[start]

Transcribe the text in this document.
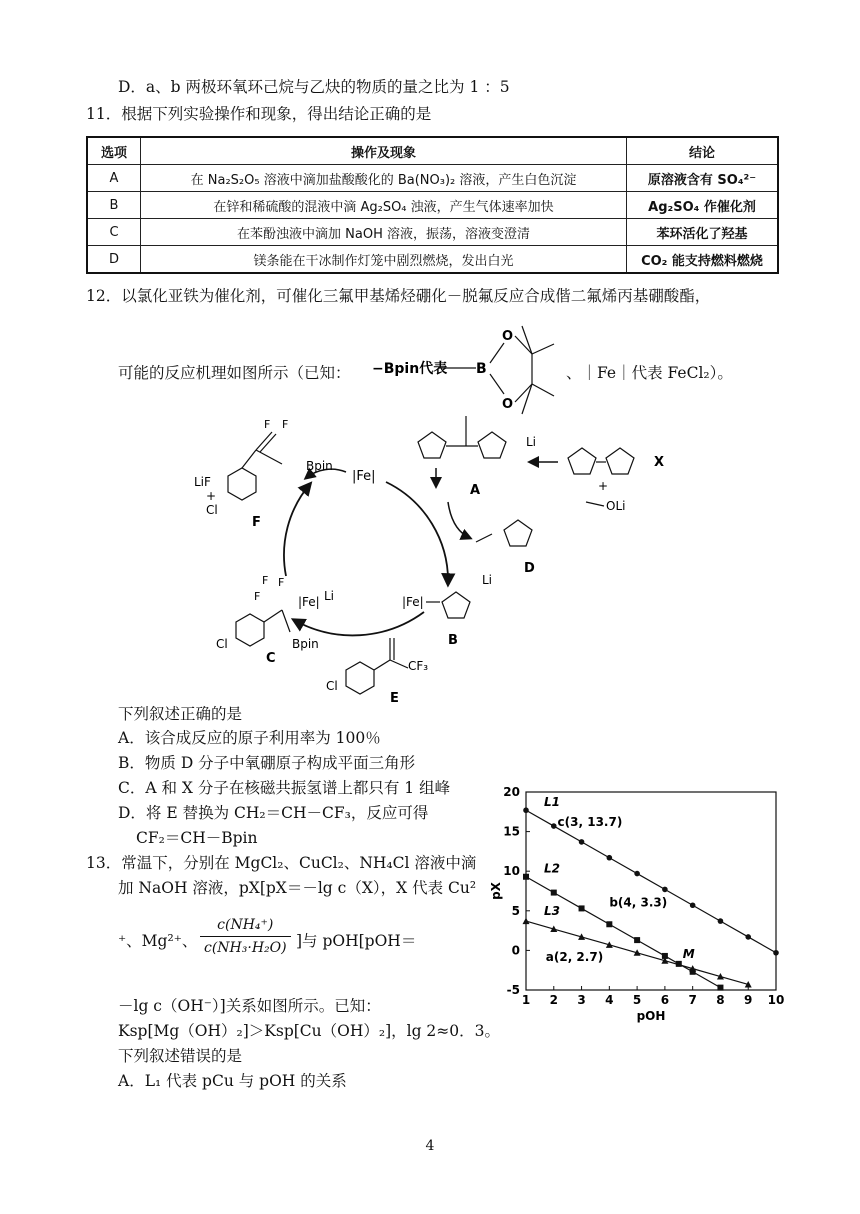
D．a、b 两极环氧环己烷与乙炔的物质的量之比为 1 ：5
11．根据下列实验操作和现象，得出结论正确的是
选项	操作及现象	结论
A	在 Na₂S₂O₅ 溶液中滴加盐酸酸化的 Ba(NO₃)₂ 溶液，产生白色沉淀	原溶液含有 SO₄²⁻
B	在锌和稀硫酸的混液中滴 Ag₂SO₄ 浊液，产生气体速率加快	Ag₂SO₄ 作催化剂
C	在苯酚浊液中滴加 NaOH 溶液，振荡，溶液变澄清	苯环活化了羟基
D	镁条能在干冰制作灯笼中剧烈燃烧，发出白光	CO₂ 能支持燃料燃烧
12．以氯化亚铁为催化剂，可催化三氟甲基烯烃硼化－脱氟反应合成偕二氟烯丙基硼酸酯，
可能的反应机理如图所示（已知： −Bpin代表 B
O
O
、｜Fe｜代表 FeCl₂）。
|Fe|
LiF
+
Cl
F F
Bpin
F
Li
A	+
OLi
X
D
|Fe|
Li
B
F F
F	|Fe| Li
Cl	Bpin
C
Cl
CF₃
E
下列叙述正确的是
A．该合成反应的原子利用率为 100％
B．物质 D 分子中氧硼原子构成平面三角形
C．A 和 X 分子在核磁共振氢谱上都只有 1 组峰
D．将 E 替换为 CH₂＝CH－CF₃，反应可得
CF₂＝CH－Bpin
13．常温下，分别在 MgCl₂、CuCl₂、NH₄Cl 溶液中滴
加 NaOH 溶液，pX[pX＝－lg c（X），X 代表 Cu²
⁺、Mg²⁺、 $\frac{\text{c(NH₄⁺)}}{\text{c(NH₃·H₂O)}}$ ]与 pOH[pOH＝
－lg c（OH⁻）]关系如图所示。已知：
Ksp[Mg（OH）₂]＞Ksp[Cu（OH）₂]，lg 2≈0．3。
下列叙述错误的是
A．L₁ 代表 pCu 与 pOH 的关系
1 2 3 4 5 6 7 8 9 10
-5
0
5
10
15
20
pOH
pX
L1
L2
L3
c(3, 13.7)
b(4, 3.3)
a(2, 2.7)	M
4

[end]

Aim
Search the preceding listing for the word "text" and pull out every line that holds it.

Solution for this problem
Transcribe the text in this document.
⁺、Mg²⁺、 $\frac{\text{c(NH₄⁺)}}{\text{c(NH₃·H₂O)}}$ ]与 pOH[pOH＝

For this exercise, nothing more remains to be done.